- Exercise details -
Keep only the lines that hold the string "lithium", filtering out the rest of the entries below.

[Figure collection entries]
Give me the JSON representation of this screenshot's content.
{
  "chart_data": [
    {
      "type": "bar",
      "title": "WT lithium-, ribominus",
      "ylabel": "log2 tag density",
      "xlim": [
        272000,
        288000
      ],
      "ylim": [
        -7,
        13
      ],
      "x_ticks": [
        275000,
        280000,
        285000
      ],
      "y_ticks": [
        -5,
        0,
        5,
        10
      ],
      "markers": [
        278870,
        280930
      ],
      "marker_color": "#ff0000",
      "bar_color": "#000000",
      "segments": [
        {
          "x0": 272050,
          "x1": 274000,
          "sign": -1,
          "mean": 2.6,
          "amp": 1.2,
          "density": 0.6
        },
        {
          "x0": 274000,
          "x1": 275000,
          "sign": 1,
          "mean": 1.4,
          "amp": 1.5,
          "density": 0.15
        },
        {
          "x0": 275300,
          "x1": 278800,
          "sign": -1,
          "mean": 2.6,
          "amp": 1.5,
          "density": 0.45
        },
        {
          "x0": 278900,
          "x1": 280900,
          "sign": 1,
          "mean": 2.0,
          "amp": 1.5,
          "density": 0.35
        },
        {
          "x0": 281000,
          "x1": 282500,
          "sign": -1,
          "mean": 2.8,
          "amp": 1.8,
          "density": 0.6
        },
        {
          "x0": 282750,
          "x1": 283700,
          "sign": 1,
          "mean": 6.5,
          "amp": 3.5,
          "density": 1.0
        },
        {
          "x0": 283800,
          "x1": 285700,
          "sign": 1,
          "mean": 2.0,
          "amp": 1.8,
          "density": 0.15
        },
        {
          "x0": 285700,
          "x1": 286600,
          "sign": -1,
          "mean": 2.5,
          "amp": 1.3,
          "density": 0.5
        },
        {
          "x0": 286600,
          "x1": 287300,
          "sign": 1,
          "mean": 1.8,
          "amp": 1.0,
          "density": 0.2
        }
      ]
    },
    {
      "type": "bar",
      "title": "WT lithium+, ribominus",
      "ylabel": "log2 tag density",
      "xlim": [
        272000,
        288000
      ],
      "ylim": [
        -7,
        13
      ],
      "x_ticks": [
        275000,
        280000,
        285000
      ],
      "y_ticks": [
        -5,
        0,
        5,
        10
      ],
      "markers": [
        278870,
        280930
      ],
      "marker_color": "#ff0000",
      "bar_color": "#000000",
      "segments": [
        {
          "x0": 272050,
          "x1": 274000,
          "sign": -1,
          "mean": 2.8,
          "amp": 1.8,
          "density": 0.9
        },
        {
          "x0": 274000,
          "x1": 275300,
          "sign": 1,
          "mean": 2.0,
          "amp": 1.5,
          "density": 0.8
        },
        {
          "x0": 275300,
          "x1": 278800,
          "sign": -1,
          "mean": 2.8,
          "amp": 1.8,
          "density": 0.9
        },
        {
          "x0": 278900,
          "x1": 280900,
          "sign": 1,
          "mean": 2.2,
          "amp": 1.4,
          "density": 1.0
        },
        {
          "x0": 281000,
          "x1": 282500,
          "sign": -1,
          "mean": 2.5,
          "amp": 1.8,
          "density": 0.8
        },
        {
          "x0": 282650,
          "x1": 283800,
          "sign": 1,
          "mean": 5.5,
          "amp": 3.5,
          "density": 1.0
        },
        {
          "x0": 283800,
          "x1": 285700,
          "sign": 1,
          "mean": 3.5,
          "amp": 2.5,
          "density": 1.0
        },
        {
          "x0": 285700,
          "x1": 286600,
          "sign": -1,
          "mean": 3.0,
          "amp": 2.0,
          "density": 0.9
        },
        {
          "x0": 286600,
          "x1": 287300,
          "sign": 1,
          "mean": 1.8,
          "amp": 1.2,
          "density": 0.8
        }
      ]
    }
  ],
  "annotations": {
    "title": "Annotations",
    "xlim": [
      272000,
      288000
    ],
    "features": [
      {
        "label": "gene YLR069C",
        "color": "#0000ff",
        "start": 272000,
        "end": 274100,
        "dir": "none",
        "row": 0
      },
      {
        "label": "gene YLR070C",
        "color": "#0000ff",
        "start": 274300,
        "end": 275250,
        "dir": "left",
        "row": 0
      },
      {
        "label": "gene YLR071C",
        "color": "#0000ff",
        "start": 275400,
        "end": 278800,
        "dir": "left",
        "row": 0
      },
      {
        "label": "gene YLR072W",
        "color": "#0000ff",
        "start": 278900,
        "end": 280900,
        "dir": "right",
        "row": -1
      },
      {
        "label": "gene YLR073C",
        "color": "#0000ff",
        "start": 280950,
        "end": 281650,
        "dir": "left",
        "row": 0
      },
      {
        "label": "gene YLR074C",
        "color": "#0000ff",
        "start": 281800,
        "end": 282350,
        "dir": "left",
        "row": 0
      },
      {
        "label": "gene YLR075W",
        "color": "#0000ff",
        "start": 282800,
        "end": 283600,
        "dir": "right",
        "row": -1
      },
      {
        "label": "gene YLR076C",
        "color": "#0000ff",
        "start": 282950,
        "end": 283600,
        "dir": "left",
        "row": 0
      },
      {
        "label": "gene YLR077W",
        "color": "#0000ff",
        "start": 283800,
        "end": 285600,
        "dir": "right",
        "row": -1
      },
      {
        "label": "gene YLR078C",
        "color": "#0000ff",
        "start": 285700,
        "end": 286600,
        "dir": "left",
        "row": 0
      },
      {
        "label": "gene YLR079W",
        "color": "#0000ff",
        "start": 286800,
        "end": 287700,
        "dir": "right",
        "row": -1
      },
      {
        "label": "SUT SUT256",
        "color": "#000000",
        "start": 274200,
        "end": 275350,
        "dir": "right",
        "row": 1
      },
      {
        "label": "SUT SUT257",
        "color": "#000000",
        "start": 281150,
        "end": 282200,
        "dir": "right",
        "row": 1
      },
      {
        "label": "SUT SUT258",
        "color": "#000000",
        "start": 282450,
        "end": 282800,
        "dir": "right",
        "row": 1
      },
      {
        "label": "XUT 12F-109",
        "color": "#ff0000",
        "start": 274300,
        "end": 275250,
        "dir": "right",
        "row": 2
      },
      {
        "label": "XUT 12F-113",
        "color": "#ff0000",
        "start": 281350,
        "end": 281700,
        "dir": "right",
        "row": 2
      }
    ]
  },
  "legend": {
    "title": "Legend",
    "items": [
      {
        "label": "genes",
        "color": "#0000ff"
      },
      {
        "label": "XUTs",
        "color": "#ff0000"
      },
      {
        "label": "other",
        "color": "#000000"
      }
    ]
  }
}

- Solution -
      "title": "WT lithium-, ribominus",
      "title": "WT lithium+, ribominus",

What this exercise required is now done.